Return the records exactly as they are.

(Rows from a figure dataset)
══════════

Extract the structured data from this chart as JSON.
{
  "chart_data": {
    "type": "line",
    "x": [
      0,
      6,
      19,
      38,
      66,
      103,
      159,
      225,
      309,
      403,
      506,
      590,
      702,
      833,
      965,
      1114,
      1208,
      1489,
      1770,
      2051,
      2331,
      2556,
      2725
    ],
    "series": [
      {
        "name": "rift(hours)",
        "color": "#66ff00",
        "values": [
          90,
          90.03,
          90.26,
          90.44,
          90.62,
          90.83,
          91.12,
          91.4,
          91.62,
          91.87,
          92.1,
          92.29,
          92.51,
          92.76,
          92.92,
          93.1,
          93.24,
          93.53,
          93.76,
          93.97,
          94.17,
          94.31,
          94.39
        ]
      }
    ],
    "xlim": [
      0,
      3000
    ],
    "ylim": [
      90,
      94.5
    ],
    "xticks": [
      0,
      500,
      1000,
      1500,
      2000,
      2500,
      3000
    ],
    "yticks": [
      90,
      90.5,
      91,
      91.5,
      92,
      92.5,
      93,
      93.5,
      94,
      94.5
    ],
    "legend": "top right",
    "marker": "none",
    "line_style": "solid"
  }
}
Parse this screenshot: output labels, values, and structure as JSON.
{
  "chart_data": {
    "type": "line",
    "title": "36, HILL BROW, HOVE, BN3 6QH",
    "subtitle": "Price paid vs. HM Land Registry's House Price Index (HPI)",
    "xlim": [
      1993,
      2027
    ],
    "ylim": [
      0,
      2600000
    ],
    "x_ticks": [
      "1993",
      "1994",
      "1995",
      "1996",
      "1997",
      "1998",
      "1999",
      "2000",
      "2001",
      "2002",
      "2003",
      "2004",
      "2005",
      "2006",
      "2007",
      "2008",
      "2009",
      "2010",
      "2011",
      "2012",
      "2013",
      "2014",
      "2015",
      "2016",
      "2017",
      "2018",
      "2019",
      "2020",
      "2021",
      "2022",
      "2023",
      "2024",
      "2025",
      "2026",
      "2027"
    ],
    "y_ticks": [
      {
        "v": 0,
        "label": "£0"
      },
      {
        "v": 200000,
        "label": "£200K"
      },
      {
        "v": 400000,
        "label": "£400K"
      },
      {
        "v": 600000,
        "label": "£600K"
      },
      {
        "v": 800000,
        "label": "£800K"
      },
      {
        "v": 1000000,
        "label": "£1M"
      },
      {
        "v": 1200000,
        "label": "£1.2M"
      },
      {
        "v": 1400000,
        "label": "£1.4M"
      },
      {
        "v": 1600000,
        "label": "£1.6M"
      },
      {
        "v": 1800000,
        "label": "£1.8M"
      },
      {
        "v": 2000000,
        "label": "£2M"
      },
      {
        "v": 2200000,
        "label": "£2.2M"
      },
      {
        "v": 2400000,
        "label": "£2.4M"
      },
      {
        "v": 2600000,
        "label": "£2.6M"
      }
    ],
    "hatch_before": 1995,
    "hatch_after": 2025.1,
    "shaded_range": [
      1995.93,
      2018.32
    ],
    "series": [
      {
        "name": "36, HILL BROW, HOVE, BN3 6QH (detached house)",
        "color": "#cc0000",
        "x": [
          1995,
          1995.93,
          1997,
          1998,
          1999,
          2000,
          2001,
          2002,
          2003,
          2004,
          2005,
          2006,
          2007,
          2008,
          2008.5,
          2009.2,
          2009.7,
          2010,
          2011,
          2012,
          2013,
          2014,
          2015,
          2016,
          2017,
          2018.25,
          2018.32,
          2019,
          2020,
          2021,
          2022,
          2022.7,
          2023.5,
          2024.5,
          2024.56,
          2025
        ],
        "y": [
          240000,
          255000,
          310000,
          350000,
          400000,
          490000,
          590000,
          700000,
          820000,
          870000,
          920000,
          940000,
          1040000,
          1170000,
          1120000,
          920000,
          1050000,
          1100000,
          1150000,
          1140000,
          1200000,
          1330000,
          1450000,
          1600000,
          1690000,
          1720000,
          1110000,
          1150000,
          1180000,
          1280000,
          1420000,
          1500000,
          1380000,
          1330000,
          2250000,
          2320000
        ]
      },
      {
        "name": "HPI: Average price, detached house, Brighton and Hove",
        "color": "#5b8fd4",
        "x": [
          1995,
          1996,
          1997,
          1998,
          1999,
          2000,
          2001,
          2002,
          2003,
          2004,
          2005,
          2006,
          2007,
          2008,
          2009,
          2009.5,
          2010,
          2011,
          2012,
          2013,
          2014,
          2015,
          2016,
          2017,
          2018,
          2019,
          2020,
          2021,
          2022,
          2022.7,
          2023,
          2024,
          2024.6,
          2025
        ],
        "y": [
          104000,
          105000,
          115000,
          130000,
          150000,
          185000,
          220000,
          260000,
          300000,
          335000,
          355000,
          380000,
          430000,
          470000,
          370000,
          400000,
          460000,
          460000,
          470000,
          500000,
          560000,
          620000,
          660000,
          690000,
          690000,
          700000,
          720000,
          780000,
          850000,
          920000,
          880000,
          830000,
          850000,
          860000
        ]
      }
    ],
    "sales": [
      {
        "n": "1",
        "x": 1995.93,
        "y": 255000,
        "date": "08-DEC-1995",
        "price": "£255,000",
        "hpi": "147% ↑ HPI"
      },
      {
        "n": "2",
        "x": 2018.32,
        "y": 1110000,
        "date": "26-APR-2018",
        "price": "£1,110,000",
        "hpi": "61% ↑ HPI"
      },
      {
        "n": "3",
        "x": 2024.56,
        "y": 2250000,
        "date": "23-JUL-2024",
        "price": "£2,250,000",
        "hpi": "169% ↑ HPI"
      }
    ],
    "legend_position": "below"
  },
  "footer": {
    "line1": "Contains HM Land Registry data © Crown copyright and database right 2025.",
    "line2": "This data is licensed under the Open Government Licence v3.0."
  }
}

══════════

# Answer to this problem
Extract the structured data from this chart as JSON.
{
  "chart_data": {
    "type": "line",
    "x": [
      0,
      6,
      19,
      38,
      66,
      103,
      159,
      225,
      309,
      403,
      506,
      590,
      702,
      833,
      965,
      1114,
      1208,
      1489,
      1770,
      2051,
      2331,
      2556,
      2725
    ],
    "series": [
      {
        "name": "rift(hours)",
        "color": "#66ff00",
        "values": [
          90,
          90.03,
          90.26,
          90.44,
          90.62,
          90.83,
          91.12,
          91.4,
          91.62,
          91.87,
          92.1,
          92.29,
          92.51,
          92.76,
          92.92,
          93.1,
          93.24,
          93.53,
          93.76,
          93.97,
          94.17,
          94.31,
          94.39
        ]
      }
    ],
    "xlim": [
      0,
      3000
    ],
    "ylim": [
      90,
      94.5
    ],
    "xticks": [
      0,
      500,
      1000,
      1500,
      2000,
      2500,
      3000
    ],
    "yticks": [
      90,
      90.5,
      91,
      91.5,
      92,
      92.5,
      93,
      93.5,
      94,
      94.5
    ],
    "legend": "top right",
    "marker": "none",
    "line_style": "solid"
  }
}
Parse this screenshot: output labels, values, and structure as JSON.
{
  "chart_data": {
    "type": "line",
    "title": "36, HILL BROW, HOVE, BN3 6QH",
    "subtitle": "Price paid vs. HM Land Registry's House Price Index (HPI)",
    "xlim": [
      1993,
      2027
    ],
    "ylim": [
      0,
      2600000
    ],
    "x_ticks": [
      "1993",
      "1994",
      "1995",
      "1996",
      "1997",
      "1998",
      "1999",
      "2000",
      "2001",
      "2002",
      "2003",
      "2004",
      "2005",
      "2006",
      "2007",
      "2008",
      "2009",
      "2010",
      "2011",
      "2012",
      "2013",
      "2014",
      "2015",
      "2016",
      "2017",
      "2018",
      "2019",
      "2020",
      "2021",
      "2022",
      "2023",
      "2024",
      "2025",
      "2026",
      "2027"
    ],
    "y_ticks": [
      {
        "v": 0,
        "label": "£0"
      },
      {
        "v": 200000,
        "label": "£200K"
      },
      {
        "v": 400000,
        "label": "£400K"
      },
      {
        "v": 600000,
        "label": "£600K"
      },
      {
        "v": 800000,
        "label": "£800K"
      },
      {
        "v": 1000000,
        "label": "£1M"
      },
      {
        "v": 1200000,
        "label": "£1.2M"
      },
      {
        "v": 1400000,
        "label": "£1.4M"
      },
      {
        "v": 1600000,
        "label": "£1.6M"
      },
      {
        "v": 1800000,
        "label": "£1.8M"
      },
      {
        "v": 2000000,
        "label": "£2M"
      },
      {
        "v": 2200000,
        "label": "£2.2M"
      },
      {
        "v": 2400000,
        "label": "£2.4M"
      },
      {
        "v": 2600000,
        "label": "£2.6M"
      }
    ],
    "hatch_before": 1995,
    "hatch_after": 2025.1,
    "shaded_range": [
      1995.93,
      2018.32
    ],
    "series": [
      {
        "name": "36, HILL BROW, HOVE, BN3 6QH (detached house)",
        "color": "#cc0000",
        "x": [
          1995,
          1995.93,
          1997,
          1998,
          1999,
          2000,
          2001,
          2002,
          2003,
          2004,
          2005,
          2006,
          2007,
          2008,
          2008.5,
          2009.2,
          2009.7,
          2010,
          2011,
          2012,
          2013,
          2014,
          2015,
          2016,
          2017,
          2018.25,
          2018.32,
          2019,
          2020,
          2021,
          2022,
          2022.7,
          2023.5,
          2024.5,
          2024.56,
          2025
        ],
        "y": [
          240000,
          255000,
          310000,
          350000,
          400000,
          490000,
          590000,
          700000,
          820000,
          870000,
          920000,
          940000,
          1040000,
          1170000,
          1120000,
          920000,
          1050000,
          1100000,
          1150000,
          1140000,
          1200000,
          1330000,
          1450000,
          1600000,
          1690000,
          1720000,
          1110000,
          1150000,
          1180000,
          1280000,
          1420000,
          1500000,
          1380000,
          1330000,
          2250000,
          2320000
        ]
      },
      {
        "name": "HPI: Average price, detached house, Brighton and Hove",
        "color": "#5b8fd4",
        "x": [
          1995,
          1996,
          1997,
          1998,
          1999,
          2000,
          2001,
          2002,
          2003,
          2004,
          2005,
          2006,
          2007,
          2008,
          2009,
          2009.5,
          2010,
          2011,
          2012,
          2013,
          2014,
          2015,
          2016,
          2017,
          2018,
          2019,
          2020,
          2021,
          2022,
          2022.7,
          2023,
          2024,
          2024.6,
          2025
        ],
        "y": [
          104000,
          105000,
          115000,
          130000,
          150000,
          185000,
          220000,
          260000,
          300000,
          335000,
          355000,
          380000,
          430000,
          470000,
          370000,
          400000,
          460000,
          460000,
          470000,
          500000,
          560000,
          620000,
          660000,
          690000,
          690000,
          700000,
          720000,
          780000,
          850000,
          920000,
          880000,
          830000,
          850000,
          860000
        ]
      }
    ],
    "sales": [
      {
        "n": "1",
        "x": 1995.93,
        "y": 255000,
        "date": "08-DEC-1995",
        "price": "£255,000",
        "hpi": "147% ↑ HPI"
      },
      {
        "n": "2",
        "x": 2018.32,
        "y": 1110000,
        "date": "26-APR-2018",
        "price": "£1,110,000",
        "hpi": "61% ↑ HPI"
      },
      {
        "n": "3",
        "x": 2024.56,
        "y": 2250000,
        "date": "23-JUL-2024",
        "price": "£2,250,000",
        "hpi": "169% ↑ HPI"
      }
    ],
    "legend_position": "below"
  },
  "footer": {
    "line1": "Contains HM Land Registry data © Crown copyright and database right 2025.",
    "line2": "This data is licensed under the Open Government Licence v3.0."
  }
}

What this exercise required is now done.